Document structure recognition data
..........

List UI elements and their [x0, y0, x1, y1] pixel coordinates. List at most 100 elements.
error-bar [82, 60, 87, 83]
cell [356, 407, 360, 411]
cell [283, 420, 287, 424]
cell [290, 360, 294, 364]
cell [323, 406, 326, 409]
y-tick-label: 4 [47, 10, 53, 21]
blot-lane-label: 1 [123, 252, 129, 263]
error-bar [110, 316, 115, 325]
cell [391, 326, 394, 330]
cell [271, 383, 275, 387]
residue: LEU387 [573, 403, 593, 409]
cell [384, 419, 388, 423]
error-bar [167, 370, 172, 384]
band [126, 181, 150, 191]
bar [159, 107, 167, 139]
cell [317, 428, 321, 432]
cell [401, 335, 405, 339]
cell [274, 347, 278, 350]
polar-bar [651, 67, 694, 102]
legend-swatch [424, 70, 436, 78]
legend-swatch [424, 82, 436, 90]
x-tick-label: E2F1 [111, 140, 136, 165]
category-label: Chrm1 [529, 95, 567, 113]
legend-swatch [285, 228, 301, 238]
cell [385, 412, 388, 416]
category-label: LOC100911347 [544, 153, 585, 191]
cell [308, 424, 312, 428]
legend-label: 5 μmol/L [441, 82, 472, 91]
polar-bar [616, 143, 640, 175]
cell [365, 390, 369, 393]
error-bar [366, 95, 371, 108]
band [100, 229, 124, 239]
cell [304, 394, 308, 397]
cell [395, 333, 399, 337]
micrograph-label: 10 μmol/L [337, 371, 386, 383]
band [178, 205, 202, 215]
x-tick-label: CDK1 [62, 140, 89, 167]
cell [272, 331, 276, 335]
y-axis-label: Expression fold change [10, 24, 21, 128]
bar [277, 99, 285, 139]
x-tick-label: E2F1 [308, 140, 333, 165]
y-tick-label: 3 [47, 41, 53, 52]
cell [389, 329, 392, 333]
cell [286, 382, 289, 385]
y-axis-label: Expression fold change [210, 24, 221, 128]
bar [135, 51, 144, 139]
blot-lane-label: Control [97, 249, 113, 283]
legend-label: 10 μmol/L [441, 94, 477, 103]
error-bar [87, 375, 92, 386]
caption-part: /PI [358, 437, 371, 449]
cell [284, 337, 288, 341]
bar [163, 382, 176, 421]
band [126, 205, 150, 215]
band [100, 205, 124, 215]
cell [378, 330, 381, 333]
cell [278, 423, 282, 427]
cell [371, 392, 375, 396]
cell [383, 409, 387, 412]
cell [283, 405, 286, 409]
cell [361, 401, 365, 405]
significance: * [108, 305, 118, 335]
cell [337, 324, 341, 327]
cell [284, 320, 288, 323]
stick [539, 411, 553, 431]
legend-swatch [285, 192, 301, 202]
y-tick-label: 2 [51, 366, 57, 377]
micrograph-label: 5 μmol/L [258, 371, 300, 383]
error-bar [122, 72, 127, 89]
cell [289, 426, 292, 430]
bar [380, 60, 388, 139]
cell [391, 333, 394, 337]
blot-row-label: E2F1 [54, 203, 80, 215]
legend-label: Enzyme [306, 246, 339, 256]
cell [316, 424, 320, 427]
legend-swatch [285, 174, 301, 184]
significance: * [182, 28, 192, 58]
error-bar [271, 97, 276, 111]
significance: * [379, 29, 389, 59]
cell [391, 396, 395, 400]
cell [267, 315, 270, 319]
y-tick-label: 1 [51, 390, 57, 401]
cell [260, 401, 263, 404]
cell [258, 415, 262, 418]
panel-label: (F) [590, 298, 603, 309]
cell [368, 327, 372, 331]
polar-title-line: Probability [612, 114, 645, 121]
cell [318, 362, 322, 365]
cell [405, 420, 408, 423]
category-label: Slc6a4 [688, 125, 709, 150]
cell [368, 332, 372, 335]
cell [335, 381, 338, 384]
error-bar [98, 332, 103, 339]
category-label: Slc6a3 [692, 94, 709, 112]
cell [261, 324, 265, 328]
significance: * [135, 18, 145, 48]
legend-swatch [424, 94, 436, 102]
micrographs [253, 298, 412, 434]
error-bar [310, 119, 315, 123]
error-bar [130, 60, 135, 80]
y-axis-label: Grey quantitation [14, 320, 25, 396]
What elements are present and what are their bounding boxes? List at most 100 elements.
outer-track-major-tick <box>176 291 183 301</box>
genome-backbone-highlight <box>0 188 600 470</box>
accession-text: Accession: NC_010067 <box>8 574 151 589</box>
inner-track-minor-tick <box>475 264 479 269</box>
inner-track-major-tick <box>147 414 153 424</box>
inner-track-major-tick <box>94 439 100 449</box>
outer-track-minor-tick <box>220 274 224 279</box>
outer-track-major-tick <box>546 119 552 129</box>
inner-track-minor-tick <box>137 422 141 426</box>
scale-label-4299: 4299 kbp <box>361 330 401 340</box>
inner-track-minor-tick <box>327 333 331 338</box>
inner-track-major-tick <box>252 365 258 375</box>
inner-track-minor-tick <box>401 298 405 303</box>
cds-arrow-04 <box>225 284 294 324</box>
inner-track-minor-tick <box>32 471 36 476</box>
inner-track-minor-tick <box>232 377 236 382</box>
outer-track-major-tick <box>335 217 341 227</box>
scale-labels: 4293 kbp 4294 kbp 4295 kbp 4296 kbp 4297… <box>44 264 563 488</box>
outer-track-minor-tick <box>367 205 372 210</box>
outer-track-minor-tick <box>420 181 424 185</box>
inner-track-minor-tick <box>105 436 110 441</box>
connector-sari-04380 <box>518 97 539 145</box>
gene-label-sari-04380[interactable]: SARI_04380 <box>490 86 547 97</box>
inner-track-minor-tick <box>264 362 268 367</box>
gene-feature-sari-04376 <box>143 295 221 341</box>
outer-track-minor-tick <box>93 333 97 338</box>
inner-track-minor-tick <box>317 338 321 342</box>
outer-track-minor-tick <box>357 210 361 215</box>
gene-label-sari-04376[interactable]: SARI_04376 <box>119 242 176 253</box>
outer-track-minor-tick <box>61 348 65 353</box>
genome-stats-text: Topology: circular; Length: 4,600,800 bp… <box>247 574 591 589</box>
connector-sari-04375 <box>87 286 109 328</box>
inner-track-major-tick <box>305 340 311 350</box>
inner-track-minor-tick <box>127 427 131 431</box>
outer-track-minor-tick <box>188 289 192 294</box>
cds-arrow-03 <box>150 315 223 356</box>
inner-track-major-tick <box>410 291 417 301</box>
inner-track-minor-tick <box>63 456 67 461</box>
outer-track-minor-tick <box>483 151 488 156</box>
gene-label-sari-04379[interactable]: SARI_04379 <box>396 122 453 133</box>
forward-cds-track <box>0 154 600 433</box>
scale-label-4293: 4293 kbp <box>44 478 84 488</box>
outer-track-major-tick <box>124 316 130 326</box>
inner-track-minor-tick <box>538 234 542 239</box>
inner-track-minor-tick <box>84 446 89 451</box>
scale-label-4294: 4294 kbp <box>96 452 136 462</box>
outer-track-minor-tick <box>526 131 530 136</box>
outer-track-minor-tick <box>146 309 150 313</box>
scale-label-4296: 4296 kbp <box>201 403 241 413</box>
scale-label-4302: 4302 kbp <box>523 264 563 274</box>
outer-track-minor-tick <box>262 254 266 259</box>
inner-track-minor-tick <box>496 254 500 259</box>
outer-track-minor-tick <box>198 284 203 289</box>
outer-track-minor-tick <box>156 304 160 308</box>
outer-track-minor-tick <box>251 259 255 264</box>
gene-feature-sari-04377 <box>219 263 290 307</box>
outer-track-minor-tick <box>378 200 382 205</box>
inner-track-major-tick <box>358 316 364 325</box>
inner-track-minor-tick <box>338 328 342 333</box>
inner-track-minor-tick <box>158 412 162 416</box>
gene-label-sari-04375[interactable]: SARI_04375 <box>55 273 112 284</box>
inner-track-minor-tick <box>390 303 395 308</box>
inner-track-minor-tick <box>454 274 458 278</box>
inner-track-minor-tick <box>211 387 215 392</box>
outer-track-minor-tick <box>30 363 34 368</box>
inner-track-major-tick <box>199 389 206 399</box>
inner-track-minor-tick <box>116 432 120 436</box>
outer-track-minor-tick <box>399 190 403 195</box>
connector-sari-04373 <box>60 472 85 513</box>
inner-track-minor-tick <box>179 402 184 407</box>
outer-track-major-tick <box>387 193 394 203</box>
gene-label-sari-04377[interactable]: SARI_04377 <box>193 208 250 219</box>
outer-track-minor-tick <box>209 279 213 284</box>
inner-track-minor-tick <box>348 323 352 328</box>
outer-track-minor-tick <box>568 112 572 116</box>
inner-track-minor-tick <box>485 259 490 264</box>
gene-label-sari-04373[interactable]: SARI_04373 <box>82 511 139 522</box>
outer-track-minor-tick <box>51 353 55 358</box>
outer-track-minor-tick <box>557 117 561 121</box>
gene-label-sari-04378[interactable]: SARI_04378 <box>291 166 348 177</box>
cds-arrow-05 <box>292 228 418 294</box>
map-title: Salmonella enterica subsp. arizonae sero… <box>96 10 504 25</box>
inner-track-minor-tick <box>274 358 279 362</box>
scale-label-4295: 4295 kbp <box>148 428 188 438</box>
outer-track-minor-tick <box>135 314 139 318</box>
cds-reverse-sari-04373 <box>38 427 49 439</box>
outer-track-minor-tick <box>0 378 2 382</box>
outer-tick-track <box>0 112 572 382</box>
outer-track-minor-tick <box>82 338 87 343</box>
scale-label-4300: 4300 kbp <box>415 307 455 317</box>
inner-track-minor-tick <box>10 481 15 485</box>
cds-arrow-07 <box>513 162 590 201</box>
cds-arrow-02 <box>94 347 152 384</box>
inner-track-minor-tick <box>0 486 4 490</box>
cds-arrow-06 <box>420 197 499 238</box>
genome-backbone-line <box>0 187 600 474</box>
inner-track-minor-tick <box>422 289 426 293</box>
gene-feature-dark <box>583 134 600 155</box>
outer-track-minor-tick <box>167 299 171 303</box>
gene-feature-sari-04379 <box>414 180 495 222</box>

..........

INSTRUCTIONS FOR THE TASK
Pull out every line holding "List" from the records above, and copy it.

ANSWER AREA
List UI elements and their [x0, y0, x1, y1] pixel coordinates. List at most 100 elements.
What elements are present and what are their bounding boxes? List at most 100 elements.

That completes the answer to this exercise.